§ Data supplied:

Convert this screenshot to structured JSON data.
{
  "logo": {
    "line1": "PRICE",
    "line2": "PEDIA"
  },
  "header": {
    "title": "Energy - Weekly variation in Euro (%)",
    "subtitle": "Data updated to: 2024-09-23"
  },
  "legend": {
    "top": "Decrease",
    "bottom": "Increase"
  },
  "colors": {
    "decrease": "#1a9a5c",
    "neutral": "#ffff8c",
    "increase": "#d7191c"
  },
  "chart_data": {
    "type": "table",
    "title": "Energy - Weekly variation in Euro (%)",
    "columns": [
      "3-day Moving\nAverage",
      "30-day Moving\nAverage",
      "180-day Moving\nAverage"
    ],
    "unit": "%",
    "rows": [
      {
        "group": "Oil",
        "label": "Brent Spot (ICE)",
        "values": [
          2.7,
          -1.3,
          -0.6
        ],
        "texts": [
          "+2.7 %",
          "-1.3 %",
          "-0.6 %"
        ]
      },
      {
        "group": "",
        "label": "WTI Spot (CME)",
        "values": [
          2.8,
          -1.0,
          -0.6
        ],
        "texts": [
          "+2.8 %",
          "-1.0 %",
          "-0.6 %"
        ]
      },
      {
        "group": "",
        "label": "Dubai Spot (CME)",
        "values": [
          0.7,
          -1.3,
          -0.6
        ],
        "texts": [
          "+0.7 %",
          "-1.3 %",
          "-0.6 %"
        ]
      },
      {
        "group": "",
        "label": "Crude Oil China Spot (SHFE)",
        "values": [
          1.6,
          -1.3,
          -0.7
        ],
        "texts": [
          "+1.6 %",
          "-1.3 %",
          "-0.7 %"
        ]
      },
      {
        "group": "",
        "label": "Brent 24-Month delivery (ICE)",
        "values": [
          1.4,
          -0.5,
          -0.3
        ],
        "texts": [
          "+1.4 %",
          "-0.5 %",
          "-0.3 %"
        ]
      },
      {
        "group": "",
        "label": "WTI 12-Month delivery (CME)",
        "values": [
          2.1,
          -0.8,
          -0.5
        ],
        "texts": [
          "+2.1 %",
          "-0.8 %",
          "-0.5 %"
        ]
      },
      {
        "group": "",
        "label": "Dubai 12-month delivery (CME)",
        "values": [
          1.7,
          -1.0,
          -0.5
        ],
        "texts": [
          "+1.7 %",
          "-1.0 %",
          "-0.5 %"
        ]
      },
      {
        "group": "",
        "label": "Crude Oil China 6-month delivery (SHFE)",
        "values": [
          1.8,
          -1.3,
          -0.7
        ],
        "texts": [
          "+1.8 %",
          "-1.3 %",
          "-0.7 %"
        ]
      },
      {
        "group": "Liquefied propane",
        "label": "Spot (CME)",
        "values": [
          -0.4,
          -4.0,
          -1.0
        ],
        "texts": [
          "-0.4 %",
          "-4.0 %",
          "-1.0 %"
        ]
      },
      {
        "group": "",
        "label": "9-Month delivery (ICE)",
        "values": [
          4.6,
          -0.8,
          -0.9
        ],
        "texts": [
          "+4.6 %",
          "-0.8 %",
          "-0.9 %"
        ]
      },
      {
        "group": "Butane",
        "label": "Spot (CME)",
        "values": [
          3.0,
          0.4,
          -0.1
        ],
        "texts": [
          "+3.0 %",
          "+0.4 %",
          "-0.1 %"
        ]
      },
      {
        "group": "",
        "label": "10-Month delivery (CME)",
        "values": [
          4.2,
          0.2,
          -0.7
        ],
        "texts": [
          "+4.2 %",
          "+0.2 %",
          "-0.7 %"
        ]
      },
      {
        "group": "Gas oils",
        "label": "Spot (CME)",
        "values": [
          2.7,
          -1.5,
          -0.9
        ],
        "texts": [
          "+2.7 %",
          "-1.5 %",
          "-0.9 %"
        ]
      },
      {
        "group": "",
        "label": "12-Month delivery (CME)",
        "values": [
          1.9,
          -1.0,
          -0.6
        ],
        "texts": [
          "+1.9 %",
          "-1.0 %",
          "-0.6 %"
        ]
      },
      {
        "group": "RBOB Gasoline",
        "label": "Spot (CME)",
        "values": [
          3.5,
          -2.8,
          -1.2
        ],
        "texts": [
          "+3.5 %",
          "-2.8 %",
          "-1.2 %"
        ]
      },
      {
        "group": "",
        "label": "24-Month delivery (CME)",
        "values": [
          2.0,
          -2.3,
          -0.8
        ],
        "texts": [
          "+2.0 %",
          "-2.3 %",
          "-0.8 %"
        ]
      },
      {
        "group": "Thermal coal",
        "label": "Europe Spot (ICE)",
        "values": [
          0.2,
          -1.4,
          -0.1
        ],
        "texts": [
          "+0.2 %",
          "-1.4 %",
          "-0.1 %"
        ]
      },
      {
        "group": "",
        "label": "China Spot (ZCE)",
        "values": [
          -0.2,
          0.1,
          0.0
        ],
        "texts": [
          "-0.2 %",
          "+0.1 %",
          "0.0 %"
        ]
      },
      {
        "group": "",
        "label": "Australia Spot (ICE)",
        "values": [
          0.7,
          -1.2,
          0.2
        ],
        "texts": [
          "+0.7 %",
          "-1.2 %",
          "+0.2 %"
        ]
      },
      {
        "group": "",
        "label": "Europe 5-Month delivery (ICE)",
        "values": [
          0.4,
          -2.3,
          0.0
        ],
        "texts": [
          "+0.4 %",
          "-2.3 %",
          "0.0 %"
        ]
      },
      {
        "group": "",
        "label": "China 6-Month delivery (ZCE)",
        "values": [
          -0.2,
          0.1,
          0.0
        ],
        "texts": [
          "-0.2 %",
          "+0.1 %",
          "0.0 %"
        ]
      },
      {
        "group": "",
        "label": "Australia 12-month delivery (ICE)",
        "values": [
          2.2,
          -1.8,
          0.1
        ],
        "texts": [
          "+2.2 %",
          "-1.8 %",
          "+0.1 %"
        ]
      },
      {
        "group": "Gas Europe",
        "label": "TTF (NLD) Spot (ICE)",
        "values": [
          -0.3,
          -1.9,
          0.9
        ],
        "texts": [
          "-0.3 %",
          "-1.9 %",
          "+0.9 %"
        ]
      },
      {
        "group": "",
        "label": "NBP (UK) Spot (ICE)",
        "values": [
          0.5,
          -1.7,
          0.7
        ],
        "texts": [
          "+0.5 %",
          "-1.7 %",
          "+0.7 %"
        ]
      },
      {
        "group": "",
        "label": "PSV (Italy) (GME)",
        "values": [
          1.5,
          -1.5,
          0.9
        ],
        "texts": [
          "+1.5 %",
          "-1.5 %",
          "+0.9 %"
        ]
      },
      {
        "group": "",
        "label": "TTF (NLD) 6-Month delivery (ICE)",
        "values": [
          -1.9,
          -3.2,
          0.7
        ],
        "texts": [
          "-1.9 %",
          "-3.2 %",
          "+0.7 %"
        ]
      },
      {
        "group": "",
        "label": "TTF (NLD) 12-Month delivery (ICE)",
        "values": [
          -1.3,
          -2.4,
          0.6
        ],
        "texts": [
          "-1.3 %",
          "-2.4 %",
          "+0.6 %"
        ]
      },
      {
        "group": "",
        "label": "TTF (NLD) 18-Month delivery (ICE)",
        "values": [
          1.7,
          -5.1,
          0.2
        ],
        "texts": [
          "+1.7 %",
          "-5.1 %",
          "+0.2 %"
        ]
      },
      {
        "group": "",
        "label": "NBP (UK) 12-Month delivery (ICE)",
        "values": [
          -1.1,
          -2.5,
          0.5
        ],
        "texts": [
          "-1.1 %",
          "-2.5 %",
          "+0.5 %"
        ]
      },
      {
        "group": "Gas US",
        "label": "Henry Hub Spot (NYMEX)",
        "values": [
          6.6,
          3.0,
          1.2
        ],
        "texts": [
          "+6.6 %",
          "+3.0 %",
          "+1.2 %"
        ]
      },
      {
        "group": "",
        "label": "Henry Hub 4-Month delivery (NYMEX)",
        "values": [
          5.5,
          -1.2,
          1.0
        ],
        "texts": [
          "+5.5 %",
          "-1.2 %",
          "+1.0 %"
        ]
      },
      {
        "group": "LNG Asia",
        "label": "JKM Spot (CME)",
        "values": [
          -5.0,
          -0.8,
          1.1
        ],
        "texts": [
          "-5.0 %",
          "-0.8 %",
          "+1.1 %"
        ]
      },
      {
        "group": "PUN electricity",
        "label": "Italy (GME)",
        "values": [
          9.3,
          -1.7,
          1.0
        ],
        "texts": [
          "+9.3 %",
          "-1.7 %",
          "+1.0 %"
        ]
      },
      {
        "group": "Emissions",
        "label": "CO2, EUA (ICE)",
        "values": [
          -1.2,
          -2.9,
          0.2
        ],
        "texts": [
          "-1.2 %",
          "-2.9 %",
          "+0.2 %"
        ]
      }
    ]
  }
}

§ Task goal: Say how many lines of the data hold the string "China". Reply with the number alone.

§ Answer below: 4